* **The records**
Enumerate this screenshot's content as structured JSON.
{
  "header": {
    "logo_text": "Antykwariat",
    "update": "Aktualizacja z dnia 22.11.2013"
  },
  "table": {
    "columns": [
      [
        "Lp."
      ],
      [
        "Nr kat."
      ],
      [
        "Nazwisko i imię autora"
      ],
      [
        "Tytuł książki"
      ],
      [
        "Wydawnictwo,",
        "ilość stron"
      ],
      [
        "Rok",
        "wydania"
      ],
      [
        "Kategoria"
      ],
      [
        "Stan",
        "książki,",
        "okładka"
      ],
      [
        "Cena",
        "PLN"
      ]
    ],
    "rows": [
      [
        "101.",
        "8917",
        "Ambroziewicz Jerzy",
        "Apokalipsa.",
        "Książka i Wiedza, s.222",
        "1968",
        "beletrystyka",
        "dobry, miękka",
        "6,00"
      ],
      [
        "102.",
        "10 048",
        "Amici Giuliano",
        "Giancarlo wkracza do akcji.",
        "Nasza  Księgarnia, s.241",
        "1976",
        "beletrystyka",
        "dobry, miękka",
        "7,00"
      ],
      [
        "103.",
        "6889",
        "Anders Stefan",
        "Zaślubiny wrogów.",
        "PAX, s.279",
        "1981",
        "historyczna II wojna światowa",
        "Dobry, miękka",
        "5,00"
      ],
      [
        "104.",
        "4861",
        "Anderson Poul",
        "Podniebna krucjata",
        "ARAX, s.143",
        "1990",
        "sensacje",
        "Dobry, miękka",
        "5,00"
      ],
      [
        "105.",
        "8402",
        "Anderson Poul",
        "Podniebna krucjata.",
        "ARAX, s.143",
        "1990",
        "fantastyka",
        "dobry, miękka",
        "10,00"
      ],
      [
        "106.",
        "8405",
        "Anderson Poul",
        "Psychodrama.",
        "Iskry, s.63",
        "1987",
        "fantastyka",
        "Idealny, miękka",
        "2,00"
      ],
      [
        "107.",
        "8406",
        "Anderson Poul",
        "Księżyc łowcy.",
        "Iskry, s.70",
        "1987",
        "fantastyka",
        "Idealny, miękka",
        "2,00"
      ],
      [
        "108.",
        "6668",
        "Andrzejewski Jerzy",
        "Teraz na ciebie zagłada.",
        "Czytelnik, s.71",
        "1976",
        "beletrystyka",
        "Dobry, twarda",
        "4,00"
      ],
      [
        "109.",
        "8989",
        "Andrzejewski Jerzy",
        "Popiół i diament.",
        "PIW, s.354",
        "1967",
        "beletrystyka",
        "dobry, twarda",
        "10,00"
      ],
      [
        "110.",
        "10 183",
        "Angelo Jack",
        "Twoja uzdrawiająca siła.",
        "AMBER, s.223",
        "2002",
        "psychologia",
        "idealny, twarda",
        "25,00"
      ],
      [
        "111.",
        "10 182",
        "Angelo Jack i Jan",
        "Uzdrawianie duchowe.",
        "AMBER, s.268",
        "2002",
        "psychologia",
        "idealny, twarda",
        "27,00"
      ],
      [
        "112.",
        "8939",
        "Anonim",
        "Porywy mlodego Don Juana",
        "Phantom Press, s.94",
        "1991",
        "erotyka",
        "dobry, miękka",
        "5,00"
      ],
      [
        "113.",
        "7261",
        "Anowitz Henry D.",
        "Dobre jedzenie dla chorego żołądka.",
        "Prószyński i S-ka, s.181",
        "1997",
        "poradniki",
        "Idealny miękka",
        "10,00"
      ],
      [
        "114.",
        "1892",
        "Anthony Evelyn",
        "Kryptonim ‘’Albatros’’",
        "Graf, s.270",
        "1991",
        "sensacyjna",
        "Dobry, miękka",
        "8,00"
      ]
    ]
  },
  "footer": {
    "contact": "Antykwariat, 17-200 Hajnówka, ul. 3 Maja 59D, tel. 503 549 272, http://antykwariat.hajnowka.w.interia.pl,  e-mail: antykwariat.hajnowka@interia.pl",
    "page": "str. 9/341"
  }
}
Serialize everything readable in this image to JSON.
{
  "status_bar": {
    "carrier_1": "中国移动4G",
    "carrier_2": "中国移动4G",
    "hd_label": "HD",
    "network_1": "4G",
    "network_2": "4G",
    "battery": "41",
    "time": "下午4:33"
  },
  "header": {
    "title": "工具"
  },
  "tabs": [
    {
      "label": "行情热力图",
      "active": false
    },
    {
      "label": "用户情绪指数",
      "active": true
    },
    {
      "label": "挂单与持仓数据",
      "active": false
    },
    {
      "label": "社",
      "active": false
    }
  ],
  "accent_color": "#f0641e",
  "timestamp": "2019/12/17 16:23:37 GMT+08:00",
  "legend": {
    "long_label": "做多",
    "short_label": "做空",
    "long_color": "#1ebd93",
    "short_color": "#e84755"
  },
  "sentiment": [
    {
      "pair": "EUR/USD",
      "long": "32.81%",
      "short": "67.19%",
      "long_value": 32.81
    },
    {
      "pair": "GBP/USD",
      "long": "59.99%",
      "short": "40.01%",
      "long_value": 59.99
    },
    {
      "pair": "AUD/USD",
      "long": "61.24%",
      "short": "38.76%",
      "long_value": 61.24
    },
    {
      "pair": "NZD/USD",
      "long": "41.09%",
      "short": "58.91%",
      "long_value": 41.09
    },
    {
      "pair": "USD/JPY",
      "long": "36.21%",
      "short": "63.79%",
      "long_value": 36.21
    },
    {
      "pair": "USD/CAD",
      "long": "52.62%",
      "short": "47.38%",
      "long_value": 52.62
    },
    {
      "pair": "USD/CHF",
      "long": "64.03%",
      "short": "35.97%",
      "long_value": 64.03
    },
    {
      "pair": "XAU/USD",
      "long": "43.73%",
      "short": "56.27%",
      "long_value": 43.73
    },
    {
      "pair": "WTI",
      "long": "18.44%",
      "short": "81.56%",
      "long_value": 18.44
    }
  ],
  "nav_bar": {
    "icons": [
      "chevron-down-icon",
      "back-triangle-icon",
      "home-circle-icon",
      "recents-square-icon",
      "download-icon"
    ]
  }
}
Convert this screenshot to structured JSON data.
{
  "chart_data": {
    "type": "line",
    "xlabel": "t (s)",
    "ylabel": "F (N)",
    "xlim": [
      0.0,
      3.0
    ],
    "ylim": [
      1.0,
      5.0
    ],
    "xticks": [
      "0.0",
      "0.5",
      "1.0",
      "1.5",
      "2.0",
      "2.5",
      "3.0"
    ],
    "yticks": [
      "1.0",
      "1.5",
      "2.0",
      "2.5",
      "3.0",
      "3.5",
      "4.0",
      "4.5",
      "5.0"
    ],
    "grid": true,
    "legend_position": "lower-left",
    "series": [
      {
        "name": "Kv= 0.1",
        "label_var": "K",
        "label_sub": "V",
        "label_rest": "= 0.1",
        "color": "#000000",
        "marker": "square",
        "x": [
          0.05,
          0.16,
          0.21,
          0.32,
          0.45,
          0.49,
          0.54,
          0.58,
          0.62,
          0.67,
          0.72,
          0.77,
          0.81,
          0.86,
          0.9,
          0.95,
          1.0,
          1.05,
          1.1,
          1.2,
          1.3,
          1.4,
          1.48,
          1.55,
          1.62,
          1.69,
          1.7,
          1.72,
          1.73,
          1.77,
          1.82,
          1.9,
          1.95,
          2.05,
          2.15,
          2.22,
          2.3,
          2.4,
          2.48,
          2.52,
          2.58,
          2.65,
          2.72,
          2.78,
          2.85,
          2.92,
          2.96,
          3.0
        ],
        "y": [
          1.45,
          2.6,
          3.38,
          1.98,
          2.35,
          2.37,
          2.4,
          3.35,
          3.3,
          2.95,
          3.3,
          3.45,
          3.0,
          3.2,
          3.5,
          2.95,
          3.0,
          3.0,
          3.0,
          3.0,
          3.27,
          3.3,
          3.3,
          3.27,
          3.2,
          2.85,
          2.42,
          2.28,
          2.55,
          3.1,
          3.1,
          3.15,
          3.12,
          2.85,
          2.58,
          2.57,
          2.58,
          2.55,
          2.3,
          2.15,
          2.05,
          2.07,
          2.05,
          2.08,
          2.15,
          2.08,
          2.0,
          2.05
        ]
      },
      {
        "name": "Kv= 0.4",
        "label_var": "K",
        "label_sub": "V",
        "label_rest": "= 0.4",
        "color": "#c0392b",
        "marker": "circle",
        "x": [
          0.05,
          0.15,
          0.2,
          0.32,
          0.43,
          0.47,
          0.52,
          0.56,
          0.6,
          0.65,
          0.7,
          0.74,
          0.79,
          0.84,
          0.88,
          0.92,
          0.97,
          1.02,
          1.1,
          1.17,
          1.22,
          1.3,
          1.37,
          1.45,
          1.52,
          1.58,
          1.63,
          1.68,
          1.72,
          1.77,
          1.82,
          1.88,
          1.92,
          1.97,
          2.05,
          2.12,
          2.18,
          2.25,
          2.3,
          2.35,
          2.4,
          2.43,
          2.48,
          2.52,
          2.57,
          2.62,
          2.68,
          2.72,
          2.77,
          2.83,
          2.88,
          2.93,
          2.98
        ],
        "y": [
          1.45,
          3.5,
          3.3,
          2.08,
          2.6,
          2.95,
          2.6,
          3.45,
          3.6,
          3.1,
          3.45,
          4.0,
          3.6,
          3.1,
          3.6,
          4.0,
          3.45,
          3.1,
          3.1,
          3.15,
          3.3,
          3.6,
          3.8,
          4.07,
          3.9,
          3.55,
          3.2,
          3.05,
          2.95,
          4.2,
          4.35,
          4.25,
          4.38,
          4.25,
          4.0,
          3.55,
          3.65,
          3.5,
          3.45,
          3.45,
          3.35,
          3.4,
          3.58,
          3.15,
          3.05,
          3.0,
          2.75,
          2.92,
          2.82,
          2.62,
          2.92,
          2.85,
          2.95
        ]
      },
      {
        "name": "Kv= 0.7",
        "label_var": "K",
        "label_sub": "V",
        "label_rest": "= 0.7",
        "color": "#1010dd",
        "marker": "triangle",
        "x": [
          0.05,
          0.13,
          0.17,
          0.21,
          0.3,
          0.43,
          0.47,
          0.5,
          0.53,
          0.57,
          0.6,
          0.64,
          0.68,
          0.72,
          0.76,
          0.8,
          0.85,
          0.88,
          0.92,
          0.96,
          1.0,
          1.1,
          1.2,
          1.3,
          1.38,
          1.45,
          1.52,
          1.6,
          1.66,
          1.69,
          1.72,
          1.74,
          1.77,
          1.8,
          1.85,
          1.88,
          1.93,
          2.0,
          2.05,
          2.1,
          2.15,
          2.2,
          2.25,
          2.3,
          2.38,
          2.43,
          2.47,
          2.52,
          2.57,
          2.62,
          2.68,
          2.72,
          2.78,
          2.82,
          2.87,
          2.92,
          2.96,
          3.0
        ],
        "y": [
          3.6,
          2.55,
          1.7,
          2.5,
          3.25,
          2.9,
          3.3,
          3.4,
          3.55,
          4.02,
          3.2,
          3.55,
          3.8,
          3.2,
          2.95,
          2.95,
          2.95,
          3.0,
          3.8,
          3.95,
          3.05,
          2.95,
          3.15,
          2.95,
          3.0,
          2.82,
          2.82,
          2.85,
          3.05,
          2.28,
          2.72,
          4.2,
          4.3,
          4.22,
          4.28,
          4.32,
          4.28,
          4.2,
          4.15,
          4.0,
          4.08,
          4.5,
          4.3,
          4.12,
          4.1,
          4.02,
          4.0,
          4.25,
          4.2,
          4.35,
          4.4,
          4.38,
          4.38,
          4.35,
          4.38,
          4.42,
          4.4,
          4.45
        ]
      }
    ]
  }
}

* **Exercise directions**
Where a line in the material contains "screenshot", copy that line.

* **Complete answer**
Enumerate this screenshot's content as structured JSON.
Convert this screenshot to structured JSON data.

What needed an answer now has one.